■ **What you are asked to do**:
Reproduce all of the data exactly, with no line skipped.

---------- Entries shown

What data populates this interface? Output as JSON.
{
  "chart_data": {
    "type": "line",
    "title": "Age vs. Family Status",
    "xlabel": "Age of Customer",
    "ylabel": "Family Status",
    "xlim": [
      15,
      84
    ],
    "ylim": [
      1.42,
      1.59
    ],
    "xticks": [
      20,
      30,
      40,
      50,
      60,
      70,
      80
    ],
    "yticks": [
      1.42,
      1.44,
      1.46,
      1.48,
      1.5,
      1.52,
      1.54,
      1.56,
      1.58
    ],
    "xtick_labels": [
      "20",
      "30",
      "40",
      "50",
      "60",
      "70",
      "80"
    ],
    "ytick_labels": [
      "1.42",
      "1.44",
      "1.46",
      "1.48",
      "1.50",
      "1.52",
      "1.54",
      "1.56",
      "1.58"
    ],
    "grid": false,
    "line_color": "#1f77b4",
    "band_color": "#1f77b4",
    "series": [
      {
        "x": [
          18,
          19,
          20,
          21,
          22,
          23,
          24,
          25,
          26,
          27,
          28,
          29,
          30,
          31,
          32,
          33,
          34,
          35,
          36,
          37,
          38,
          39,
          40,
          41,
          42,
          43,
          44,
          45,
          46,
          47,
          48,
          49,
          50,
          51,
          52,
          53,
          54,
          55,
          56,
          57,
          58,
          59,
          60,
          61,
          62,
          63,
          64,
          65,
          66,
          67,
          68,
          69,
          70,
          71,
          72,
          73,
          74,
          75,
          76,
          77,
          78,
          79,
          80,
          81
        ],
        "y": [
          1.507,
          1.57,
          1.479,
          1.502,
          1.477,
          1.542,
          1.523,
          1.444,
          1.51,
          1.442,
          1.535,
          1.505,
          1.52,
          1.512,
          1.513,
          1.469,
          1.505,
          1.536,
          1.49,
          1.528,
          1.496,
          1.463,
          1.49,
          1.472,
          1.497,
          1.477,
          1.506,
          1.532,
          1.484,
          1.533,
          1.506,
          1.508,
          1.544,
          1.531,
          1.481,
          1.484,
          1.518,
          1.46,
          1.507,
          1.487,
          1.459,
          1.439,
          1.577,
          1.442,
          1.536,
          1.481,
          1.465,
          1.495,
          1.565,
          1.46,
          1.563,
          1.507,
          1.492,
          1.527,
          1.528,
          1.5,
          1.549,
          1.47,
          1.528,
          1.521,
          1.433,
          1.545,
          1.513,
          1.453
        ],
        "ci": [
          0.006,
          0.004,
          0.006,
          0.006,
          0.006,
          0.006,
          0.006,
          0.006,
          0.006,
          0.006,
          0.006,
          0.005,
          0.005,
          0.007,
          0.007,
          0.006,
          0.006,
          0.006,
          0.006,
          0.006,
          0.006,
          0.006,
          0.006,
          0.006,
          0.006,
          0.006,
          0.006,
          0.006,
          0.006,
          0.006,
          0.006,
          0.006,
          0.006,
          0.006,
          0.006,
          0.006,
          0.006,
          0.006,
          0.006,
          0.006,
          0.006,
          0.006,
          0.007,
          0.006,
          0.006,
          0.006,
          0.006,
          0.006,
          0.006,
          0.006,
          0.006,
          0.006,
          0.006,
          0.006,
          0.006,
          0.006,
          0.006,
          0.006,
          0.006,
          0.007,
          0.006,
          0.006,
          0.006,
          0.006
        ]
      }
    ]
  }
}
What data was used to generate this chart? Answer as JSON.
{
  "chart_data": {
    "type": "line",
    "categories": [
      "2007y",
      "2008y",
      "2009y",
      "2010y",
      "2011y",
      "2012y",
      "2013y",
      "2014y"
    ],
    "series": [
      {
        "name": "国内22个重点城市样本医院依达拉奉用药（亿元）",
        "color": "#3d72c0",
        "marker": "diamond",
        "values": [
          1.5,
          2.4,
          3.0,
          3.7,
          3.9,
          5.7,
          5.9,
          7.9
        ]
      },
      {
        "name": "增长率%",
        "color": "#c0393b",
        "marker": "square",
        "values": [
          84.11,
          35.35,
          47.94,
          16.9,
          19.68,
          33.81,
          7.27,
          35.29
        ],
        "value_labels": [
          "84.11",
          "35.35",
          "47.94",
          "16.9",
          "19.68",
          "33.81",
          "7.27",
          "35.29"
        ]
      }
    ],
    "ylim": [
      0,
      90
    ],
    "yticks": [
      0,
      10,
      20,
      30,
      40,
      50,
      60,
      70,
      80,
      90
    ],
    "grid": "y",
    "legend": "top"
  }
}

--------------------

■ **Worked solution**:
What data populates this interface? Output as JSON.
{
  "chart_data": {
    "type": "line",
    "title": "Age vs. Family Status",
    "xlabel": "Age of Customer",
    "ylabel": "Family Status",
    "xlim": [
      15,
      84
    ],
    "ylim": [
      1.42,
      1.59
    ],
    "xticks": [
      20,
      30,
      40,
      50,
      60,
      70,
      80
    ],
    "yticks": [
      1.42,
      1.44,
      1.46,
      1.48,
      1.5,
      1.52,
      1.54,
      1.56,
      1.58
    ],
    "xtick_labels": [
      "20",
      "30",
      "40",
      "50",
      "60",
      "70",
      "80"
    ],
    "ytick_labels": [
      "1.42",
      "1.44",
      "1.46",
      "1.48",
      "1.50",
      "1.52",
      "1.54",
      "1.56",
      "1.58"
    ],
    "grid": false,
    "line_color": "#1f77b4",
    "band_color": "#1f77b4",
    "series": [
      {
        "x": [
          18,
          19,
          20,
          21,
          22,
          23,
          24,
          25,
          26,
          27,
          28,
          29,
          30,
          31,
          32,
          33,
          34,
          35,
          36,
          37,
          38,
          39,
          40,
          41,
          42,
          43,
          44,
          45,
          46,
          47,
          48,
          49,
          50,
          51,
          52,
          53,
          54,
          55,
          56,
          57,
          58,
          59,
          60,
          61,
          62,
          63,
          64,
          65,
          66,
          67,
          68,
          69,
          70,
          71,
          72,
          73,
          74,
          75,
          76,
          77,
          78,
          79,
          80,
          81
        ],
        "y": [
          1.507,
          1.57,
          1.479,
          1.502,
          1.477,
          1.542,
          1.523,
          1.444,
          1.51,
          1.442,
          1.535,
          1.505,
          1.52,
          1.512,
          1.513,
          1.469,
          1.505,
          1.536,
          1.49,
          1.528,
          1.496,
          1.463,
          1.49,
          1.472,
          1.497,
          1.477,
          1.506,
          1.532,
          1.484,
          1.533,
          1.506,
          1.508,
          1.544,
          1.531,
          1.481,
          1.484,
          1.518,
          1.46,
          1.507,
          1.487,
          1.459,
          1.439,
          1.577,
          1.442,
          1.536,
          1.481,
          1.465,
          1.495,
          1.565,
          1.46,
          1.563,
          1.507,
          1.492,
          1.527,
          1.528,
          1.5,
          1.549,
          1.47,
          1.528,
          1.521,
          1.433,
          1.545,
          1.513,
          1.453
        ],
        "ci": [
          0.006,
          0.004,
          0.006,
          0.006,
          0.006,
          0.006,
          0.006,
          0.006,
          0.006,
          0.006,
          0.006,
          0.005,
          0.005,
          0.007,
          0.007,
          0.006,
          0.006,
          0.006,
          0.006,
          0.006,
          0.006,
          0.006,
          0.006,
          0.006,
          0.006,
          0.006,
          0.006,
          0.006,
          0.006,
          0.006,
          0.006,
          0.006,
          0.006,
          0.006,
          0.006,
          0.006,
          0.006,
          0.006,
          0.006,
          0.006,
          0.006,
          0.006,
          0.007,
          0.006,
          0.006,
          0.006,
          0.006,
          0.006,
          0.006,
          0.006,
          0.006,
          0.006,
          0.006,
          0.006,
          0.006,
          0.006,
          0.006,
          0.006,
          0.006,
          0.007,
          0.006,
          0.006,
          0.006,
          0.006
        ]
      }
    ]
  }
}
What data was used to generate this chart? Answer as JSON.
{
  "chart_data": {
    "type": "line",
    "categories": [
      "2007y",
      "2008y",
      "2009y",
      "2010y",
      "2011y",
      "2012y",
      "2013y",
      "2014y"
    ],
    "series": [
      {
        "name": "国内22个重点城市样本医院依达拉奉用药（亿元）",
        "color": "#3d72c0",
        "marker": "diamond",
        "values": [
          1.5,
          2.4,
          3.0,
          3.7,
          3.9,
          5.7,
          5.9,
          7.9
        ]
      },
      {
        "name": "增长率%",
        "color": "#c0393b",
        "marker": "square",
        "values": [
          84.11,
          35.35,
          47.94,
          16.9,
          19.68,
          33.81,
          7.27,
          35.29
        ],
        "value_labels": [
          "84.11",
          "35.35",
          "47.94",
          "16.9",
          "19.68",
          "33.81",
          "7.27",
          "35.29"
        ]
      }
    ],
    "ylim": [
      0,
      90
    ],
    "yticks": [
      0,
      10,
      20,
      30,
      40,
      50,
      60,
      70,
      80,
      90
    ],
    "grid": "y",
    "legend": "top"
  }
}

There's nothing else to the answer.